* _Exercise_
Identify, in the records below, every line where the string "очке" appears, and copy each such line.

* _Material provided_
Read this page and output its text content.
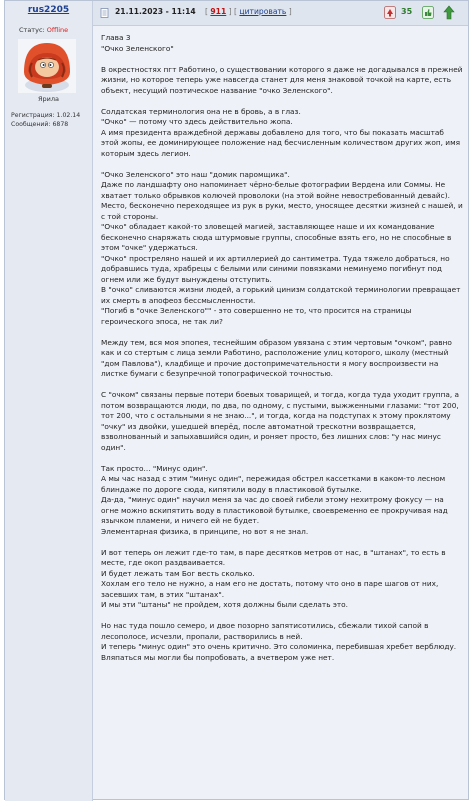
rus2205
Статус: Offline
Ярила
Регистрация: 1.02.14
Сообщений: 6878
21.11.2023 - 11:14 [ 911 ] [ цитировать ]	35

Глава 3
"Очко Зеленского"

В окрестностях пгт Работино, о существовании которого я даже не догадывался в прежней жизни, но которое теперь уже навсегда станет для меня знаковой точкой на карте, есть объект, несущий поэтическое название "очко Зеленского".

Солдатская терминология она не в бровь, а в глаз.
"Очко" — потому что здесь действительно жопа.
А имя президента враждебной державы добавлено для того, что бы показать масштаб этой жопы, ее доминирующее положение над бесчисленным количеством других жоп, имя которым здесь легион.

"Очко Зеленского" это наш "домик паромщика".
Даже по ландшафту оно напоминает чёрно-белые фотографии Вердена или Соммы. Не хватает только обрывков колючей проволоки (на этой войне невостребованный девайс).
Место, бесконечно переходящее из рук в руки, место, уносящее десятки жизней с нашей, и с той стороны.
"Очко" обладает какой-то зловещей магией, заставляющее наше и их командование бесконечно снаряжать сюда штурмовые группы, способные взять его, но не способные в этом "очке" удержаться.
"Очко" простреляно нашей и их артиллерией до сантиметра. Туда тяжело добраться, но добравшись туда, храбрецы с белыми или синими повязками неминуемо погибнут под огнем или же будут вынуждены отступить.
В "очко" сливаются жизни людей, а горький цинизм солдатской терминологии превращает их смерть в апофеоз бессмысленности.
"Погиб в "очке Зеленского"" - это совершенно не то, что просится на страницы героического эпоса, не так ли?

Между тем, вся моя эпопея, теснейшим образом увязана с этим чертовым "очком", равно как и со стертым с лица земли Работино, расположение улиц которого, школу (местный "дом Павлова"), кладбище и прочие достопримечательности я могу воспроизвести на листке бумаги с безупречной топографической точностью.

С "очком" связаны первые потери боевых товарищей, и тогда, когда туда уходит группа, а потом возвращаются люди, по два, по одному, с пустыми, выжженными глазами: "тот 200, тот 200, что с остальными я не знаю...", и тогда, когда на подступах к этому проклятому "очку" из двойки, ушедшей вперёд, после автоматной трескотни возвращается, взволнованный и запыхавшийся один, и роняет просто, без лишних слов: "у нас минус один".

Так просто... "Минус один".
А мы час назад с этим "минус один", пережидая обстрел кассетками в каком-то лесном блиндаже по дороге сюда, кипятили воду в пластиковой бутылке.
Да-да, "минус один" научил меня за час до своей гибели этому нехитрому фокусу — на огне можно вскипятить воду в пластиковой бутылке, своевременно ее прокручивая над язычком пламени, и ничего ей не будет.
Элементарная физика, в принципе, но вот я не знал.

И вот теперь он лежит где-то там, в паре десятков метров от нас, в "штанах", то есть в месте, где окоп раздваивается.
И будет лежать там Бог весть сколько.
Хохлам его тело не нужно, а нам его не достать, потому что оно в паре шагов от них, засевших там, в этих "штанах".
И мы эти "штаны" не пройдем, хотя должны были сделать это.

Но нас туда пошло семеро, и двое позорно запятисотились, сбежали тихой сапой в лесополосе, исчезли, пропали, растворились в ней.
И теперь "минус один" это очень критично. Это соломинка, перебившая хребет верблюду. Вляпаться мы могли бы попробовать, а вчетвером уже нет.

* _Full output_
"Очко" обладает какой-то зловещей магией, заставляющее наше и их командование бесконечно снаряжать сюда штурмовые группы, способные взять его, но не способные в этом "очке" удержаться.
"Погиб в "очке Зеленского"" - это совершенно не то, что просится на страницы героического эпоса, не так ли?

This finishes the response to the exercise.